## Begin

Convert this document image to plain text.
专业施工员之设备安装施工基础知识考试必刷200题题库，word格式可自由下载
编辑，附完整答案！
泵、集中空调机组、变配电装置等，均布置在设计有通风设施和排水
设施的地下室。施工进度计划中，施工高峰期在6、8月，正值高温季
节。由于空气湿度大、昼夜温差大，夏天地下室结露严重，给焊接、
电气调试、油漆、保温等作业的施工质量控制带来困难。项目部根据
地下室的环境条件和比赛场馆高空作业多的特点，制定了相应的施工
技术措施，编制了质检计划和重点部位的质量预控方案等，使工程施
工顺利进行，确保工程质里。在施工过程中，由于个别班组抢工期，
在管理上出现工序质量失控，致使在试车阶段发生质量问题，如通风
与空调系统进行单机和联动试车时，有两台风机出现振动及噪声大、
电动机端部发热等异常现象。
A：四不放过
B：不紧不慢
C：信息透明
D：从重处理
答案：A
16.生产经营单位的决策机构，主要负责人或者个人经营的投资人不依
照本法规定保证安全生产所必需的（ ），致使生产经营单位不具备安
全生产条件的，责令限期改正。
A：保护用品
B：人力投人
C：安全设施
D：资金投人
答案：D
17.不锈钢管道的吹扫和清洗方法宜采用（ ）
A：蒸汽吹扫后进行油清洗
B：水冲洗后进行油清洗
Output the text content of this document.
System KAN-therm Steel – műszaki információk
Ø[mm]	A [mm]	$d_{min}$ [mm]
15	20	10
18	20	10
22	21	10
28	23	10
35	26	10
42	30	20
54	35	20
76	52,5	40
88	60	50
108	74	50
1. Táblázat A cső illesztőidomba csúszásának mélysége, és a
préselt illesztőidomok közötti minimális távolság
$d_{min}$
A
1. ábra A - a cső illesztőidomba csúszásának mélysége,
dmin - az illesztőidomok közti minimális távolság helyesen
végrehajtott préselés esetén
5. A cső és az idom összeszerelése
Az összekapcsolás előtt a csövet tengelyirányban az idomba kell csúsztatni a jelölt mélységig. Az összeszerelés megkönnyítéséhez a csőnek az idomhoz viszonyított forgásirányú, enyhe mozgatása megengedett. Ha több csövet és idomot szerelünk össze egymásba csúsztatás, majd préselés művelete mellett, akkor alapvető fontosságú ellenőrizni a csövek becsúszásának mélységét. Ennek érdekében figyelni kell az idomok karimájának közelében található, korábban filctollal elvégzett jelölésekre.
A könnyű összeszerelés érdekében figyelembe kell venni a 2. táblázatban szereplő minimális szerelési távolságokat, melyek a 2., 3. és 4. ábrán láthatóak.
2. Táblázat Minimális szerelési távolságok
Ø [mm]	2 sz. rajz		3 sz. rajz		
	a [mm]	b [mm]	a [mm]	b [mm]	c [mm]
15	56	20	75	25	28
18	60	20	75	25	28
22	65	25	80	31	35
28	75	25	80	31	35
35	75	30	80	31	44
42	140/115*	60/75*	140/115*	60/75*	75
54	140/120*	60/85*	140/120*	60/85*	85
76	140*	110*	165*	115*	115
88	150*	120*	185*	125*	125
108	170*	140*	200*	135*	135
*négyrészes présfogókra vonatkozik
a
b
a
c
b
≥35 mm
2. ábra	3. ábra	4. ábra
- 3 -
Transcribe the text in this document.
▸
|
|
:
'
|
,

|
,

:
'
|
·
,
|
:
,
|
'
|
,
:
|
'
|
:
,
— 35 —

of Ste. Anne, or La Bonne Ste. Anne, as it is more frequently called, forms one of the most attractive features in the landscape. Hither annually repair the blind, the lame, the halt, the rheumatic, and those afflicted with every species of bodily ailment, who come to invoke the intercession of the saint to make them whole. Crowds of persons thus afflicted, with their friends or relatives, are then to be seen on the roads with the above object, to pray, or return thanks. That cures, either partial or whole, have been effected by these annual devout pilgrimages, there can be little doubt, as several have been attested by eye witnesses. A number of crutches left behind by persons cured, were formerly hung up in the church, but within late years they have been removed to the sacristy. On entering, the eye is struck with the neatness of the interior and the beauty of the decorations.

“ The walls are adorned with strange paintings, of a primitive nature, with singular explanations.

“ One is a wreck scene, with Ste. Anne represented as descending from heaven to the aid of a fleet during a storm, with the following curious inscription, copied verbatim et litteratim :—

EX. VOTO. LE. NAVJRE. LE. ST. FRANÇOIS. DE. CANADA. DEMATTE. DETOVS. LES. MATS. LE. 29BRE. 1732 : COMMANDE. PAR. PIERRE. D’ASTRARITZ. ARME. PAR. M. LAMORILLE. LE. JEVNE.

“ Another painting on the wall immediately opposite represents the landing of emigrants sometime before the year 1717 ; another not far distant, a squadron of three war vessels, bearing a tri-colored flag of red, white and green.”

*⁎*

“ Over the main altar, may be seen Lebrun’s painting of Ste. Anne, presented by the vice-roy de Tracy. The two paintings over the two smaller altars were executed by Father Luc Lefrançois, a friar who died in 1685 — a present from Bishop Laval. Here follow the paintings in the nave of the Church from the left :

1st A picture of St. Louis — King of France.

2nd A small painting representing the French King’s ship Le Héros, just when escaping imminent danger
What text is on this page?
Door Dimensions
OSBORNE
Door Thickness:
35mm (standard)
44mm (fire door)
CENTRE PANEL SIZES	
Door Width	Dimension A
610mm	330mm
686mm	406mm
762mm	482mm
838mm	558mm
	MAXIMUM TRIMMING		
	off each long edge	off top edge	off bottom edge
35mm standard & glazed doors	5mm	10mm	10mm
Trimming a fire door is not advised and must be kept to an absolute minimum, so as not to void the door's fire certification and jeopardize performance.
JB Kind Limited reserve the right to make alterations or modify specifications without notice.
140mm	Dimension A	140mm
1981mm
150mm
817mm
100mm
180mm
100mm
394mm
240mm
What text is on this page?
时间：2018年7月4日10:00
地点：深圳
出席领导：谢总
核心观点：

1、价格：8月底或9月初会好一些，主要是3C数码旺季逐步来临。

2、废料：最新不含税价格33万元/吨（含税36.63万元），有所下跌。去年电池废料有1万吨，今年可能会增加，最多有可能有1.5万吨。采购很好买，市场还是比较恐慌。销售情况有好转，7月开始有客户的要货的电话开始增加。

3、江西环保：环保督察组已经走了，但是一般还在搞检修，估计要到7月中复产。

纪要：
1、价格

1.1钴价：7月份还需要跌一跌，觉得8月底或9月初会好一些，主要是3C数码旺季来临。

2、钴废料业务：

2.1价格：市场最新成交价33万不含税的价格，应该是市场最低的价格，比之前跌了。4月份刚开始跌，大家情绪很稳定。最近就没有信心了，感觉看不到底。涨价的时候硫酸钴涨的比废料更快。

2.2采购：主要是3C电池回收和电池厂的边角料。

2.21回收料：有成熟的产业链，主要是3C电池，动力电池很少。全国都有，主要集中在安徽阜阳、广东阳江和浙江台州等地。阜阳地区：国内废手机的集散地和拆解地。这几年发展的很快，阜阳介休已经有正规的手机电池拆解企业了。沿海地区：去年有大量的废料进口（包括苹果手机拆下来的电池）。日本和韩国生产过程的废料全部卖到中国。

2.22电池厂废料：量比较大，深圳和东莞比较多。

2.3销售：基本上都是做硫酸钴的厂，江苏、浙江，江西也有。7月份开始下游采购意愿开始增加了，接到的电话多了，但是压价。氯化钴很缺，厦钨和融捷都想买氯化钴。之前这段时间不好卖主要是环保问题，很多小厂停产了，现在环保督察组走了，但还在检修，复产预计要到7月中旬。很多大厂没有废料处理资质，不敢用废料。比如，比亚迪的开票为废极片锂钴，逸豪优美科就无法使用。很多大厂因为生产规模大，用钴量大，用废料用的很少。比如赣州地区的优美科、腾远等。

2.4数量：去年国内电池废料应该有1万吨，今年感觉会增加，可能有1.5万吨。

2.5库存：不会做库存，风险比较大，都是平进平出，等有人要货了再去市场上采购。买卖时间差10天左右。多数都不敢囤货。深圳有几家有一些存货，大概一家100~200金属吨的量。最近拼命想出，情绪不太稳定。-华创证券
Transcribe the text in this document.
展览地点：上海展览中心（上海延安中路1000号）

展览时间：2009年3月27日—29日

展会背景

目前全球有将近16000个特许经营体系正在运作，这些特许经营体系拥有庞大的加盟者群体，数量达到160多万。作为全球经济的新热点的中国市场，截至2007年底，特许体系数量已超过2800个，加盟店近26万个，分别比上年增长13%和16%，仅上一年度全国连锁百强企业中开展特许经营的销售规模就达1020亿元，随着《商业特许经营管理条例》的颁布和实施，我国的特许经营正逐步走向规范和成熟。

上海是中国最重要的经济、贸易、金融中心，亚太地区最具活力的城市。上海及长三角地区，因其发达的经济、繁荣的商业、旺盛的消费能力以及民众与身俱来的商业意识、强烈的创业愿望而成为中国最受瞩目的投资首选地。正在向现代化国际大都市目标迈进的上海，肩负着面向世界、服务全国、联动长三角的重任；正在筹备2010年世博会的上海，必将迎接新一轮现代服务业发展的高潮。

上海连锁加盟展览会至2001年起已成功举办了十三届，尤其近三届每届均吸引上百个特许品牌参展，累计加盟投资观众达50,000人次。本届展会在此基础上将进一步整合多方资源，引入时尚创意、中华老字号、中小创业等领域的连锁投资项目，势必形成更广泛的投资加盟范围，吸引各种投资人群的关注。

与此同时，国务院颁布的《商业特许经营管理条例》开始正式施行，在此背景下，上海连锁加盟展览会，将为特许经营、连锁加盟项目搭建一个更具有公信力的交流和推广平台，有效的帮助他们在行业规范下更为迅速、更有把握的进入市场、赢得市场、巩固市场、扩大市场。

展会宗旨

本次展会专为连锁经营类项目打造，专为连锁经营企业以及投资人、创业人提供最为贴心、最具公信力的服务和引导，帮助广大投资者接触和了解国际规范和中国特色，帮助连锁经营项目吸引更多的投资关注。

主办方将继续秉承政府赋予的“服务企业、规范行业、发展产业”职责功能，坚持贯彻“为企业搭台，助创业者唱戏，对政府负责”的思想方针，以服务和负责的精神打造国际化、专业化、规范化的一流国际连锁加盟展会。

## End

Of the lines above, how many contain the word "seen"? Provide the number and nothing else.

*Exercise response*
2